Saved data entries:

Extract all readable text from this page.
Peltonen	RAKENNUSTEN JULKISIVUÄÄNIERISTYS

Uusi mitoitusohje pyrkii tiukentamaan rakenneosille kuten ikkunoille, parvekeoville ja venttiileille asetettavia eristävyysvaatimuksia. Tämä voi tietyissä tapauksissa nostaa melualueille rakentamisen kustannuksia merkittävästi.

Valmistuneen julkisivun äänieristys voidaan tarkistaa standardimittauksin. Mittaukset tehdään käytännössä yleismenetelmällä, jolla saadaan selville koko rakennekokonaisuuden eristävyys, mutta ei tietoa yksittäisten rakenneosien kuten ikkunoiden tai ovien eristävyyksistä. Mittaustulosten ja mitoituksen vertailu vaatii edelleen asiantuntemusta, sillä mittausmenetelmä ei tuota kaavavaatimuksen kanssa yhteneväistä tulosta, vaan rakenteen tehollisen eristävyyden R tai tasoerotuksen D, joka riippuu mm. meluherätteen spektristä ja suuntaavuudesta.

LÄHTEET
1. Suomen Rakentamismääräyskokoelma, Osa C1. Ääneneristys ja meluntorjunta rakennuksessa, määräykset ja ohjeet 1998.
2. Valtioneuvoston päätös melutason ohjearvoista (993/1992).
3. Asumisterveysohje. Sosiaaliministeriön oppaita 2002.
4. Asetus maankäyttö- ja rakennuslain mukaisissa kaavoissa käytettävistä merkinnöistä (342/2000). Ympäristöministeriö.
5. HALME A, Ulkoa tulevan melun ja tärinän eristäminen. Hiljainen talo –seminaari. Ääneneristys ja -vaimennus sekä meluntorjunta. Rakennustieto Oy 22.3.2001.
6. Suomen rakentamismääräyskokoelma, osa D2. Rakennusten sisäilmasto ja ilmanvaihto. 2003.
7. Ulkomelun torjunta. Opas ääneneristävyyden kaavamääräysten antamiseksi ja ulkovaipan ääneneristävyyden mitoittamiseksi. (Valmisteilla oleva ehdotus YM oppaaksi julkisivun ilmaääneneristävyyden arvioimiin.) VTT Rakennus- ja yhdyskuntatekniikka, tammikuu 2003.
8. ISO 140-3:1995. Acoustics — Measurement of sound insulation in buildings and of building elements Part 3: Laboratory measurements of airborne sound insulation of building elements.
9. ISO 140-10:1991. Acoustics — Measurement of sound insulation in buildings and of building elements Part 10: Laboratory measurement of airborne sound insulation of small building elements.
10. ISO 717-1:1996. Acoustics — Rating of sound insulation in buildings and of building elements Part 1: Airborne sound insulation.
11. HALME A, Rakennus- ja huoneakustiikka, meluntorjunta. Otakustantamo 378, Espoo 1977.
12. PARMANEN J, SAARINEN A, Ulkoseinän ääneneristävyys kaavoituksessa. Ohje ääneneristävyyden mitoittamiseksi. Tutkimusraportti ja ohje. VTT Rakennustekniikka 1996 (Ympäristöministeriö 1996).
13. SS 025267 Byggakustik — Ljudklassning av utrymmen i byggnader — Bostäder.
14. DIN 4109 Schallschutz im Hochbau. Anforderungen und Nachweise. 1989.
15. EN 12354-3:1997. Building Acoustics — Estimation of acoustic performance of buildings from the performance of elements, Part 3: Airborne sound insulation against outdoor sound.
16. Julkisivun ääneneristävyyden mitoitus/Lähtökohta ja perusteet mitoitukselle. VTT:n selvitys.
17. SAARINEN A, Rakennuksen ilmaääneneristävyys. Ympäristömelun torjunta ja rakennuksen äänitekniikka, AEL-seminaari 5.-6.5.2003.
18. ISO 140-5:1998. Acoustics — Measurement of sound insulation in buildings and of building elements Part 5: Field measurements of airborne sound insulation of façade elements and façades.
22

▶ [Goal]: Repeat each entry word for word.

▶ [Response to the task]:
Extract all readable text from this page.
Peltonen	RAKENNUSTEN JULKISIVUÄÄNIERISTYS

Uusi mitoitusohje pyrkii tiukentamaan rakenneosille kuten ikkunoille, parvekeoville ja venttiileille asetettavia eristävyysvaatimuksia. Tämä voi tietyissä tapauksissa nostaa melualueille rakentamisen kustannuksia merkittävästi.

Valmistuneen julkisivun äänieristys voidaan tarkistaa standardimittauksin. Mittaukset tehdään käytännössä yleismenetelmällä, jolla saadaan selville koko rakennekokonaisuuden eristävyys, mutta ei tietoa yksittäisten rakenneosien kuten ikkunoiden tai ovien eristävyyksistä. Mittaustulosten ja mitoituksen vertailu vaatii edelleen asiantuntemusta, sillä mittausmenetelmä ei tuota kaavavaatimuksen kanssa yhteneväistä tulosta, vaan rakenteen tehollisen eristävyyden R tai tasoerotuksen D, joka riippuu mm. meluherätteen spektristä ja suuntaavuudesta.

LÄHTEET
1. Suomen Rakentamismääräyskokoelma, Osa C1. Ääneneristys ja meluntorjunta rakennuksessa, määräykset ja ohjeet 1998.
2. Valtioneuvoston päätös melutason ohjearvoista (993/1992).
3. Asumisterveysohje. Sosiaaliministeriön oppaita 2002.
4. Asetus maankäyttö- ja rakennuslain mukaisissa kaavoissa käytettävistä merkinnöistä (342/2000). Ympäristöministeriö.
5. HALME A, Ulkoa tulevan melun ja tärinän eristäminen. Hiljainen talo –seminaari. Ääneneristys ja -vaimennus sekä meluntorjunta. Rakennustieto Oy 22.3.2001.
6. Suomen rakentamismääräyskokoelma, osa D2. Rakennusten sisäilmasto ja ilmanvaihto. 2003.
7. Ulkomelun torjunta. Opas ääneneristävyyden kaavamääräysten antamiseksi ja ulkovaipan ääneneristävyyden mitoittamiseksi. (Valmisteilla oleva ehdotus YM oppaaksi julkisivun ilmaääneneristävyyden arvioimiin.) VTT Rakennus- ja yhdyskuntatekniikka, tammikuu 2003.
8. ISO 140-3:1995. Acoustics — Measurement of sound insulation in buildings and of building elements Part 3: Laboratory measurements of airborne sound insulation of building elements.
9. ISO 140-10:1991. Acoustics — Measurement of sound insulation in buildings and of building elements Part 10: Laboratory measurement of airborne sound insulation of small building elements.
10. ISO 717-1:1996. Acoustics — Rating of sound insulation in buildings and of building elements Part 1: Airborne sound insulation.
11. HALME A, Rakennus- ja huoneakustiikka, meluntorjunta. Otakustantamo 378, Espoo 1977.
12. PARMANEN J, SAARINEN A, Ulkoseinän ääneneristävyys kaavoituksessa. Ohje ääneneristävyyden mitoittamiseksi. Tutkimusraportti ja ohje. VTT Rakennustekniikka 1996 (Ympäristöministeriö 1996).
13. SS 025267 Byggakustik — Ljudklassning av utrymmen i byggnader — Bostäder.
14. DIN 4109 Schallschutz im Hochbau. Anforderungen und Nachweise. 1989.
15. EN 12354-3:1997. Building Acoustics — Estimation of acoustic performance of buildings from the performance of elements, Part 3: Airborne sound insulation against outdoor sound.
16. Julkisivun ääneneristävyyden mitoitus/Lähtökohta ja perusteet mitoitukselle. VTT:n selvitys.
17. SAARINEN A, Rakennuksen ilmaääneneristävyys. Ympäristömelun torjunta ja rakennuksen äänitekniikka, AEL-seminaari 5.-6.5.2003.
18. ISO 140-5:1998. Acoustics — Measurement of sound insulation in buildings and of building elements Part 5: Field measurements of airborne sound insulation of façade elements and façades.
22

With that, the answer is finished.